◆ **SUPPLIED INFORMATION**
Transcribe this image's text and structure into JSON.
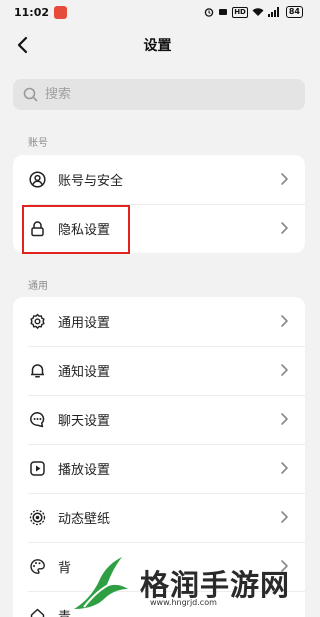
{
  "status_bar": {
    "time": "11:02",
    "battery": "84",
    "network": "HD"
  },
  "header": {
    "title": "设置"
  },
  "search": {
    "placeholder": "搜索"
  },
  "sections": {
    "account": {
      "label": "账号",
      "items": [
        {
          "label": "账号与安全",
          "icon": "account-icon"
        },
        {
          "label": "隐私设置",
          "icon": "lock-icon"
        }
      ]
    },
    "general": {
      "label": "通用",
      "items": [
        {
          "label": "通用设置",
          "icon": "gear-icon"
        },
        {
          "label": "通知设置",
          "icon": "bell-icon"
        },
        {
          "label": "聊天设置",
          "icon": "chat-icon"
        },
        {
          "label": "播放设置",
          "icon": "play-icon"
        },
        {
          "label": "动态壁纸",
          "icon": "wallpaper-icon"
        },
        {
          "label": "背",
          "icon": "palette-icon"
        },
        {
          "label": "青",
          "icon": "home-icon"
        }
      ]
    }
  },
  "watermark": {
    "text": "格润手游网",
    "url": "www.hngrjd.com"
  },
  "colors": {
    "highlight": "#e0231c",
    "background": "#f2f2f2"
  }
}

◆ **THE PROBLEM**
Copy out each line exactly, without the pictures.

◆ **TASK RESPONSE**
Transcribe this image's text and structure into JSON.
{
  "status_bar": {
    "time": "11:02",
    "battery": "84",
    "network": "HD"
  },
  "header": {
    "title": "设置"
  },
  "search": {
    "placeholder": "搜索"
  },
  "sections": {
    "account": {
      "label": "账号",
      "items": [
        {
          "label": "账号与安全",
          "icon": "account-icon"
        },
        {
          "label": "隐私设置",
          "icon": "lock-icon"
        }
      ]
    },
    "general": {
      "label": "通用",
      "items": [
        {
          "label": "通用设置",
          "icon": "gear-icon"
        },
        {
          "label": "通知设置",
          "icon": "bell-icon"
        },
        {
          "label": "聊天设置",
          "icon": "chat-icon"
        },
        {
          "label": "播放设置",
          "icon": "play-icon"
        },
        {
          "label": "动态壁纸",
          "icon": "wallpaper-icon"
        },
        {
          "label": "背",
          "icon": "palette-icon"
        },
        {
          "label": "青",
          "icon": "home-icon"
        }
      ]
    }
  },
  "watermark": {
    "text": "格润手游网",
    "url": "www.hngrjd.com"
  },
  "colors": {
    "highlight": "#e0231c",
    "background": "#f2f2f2"
  }
}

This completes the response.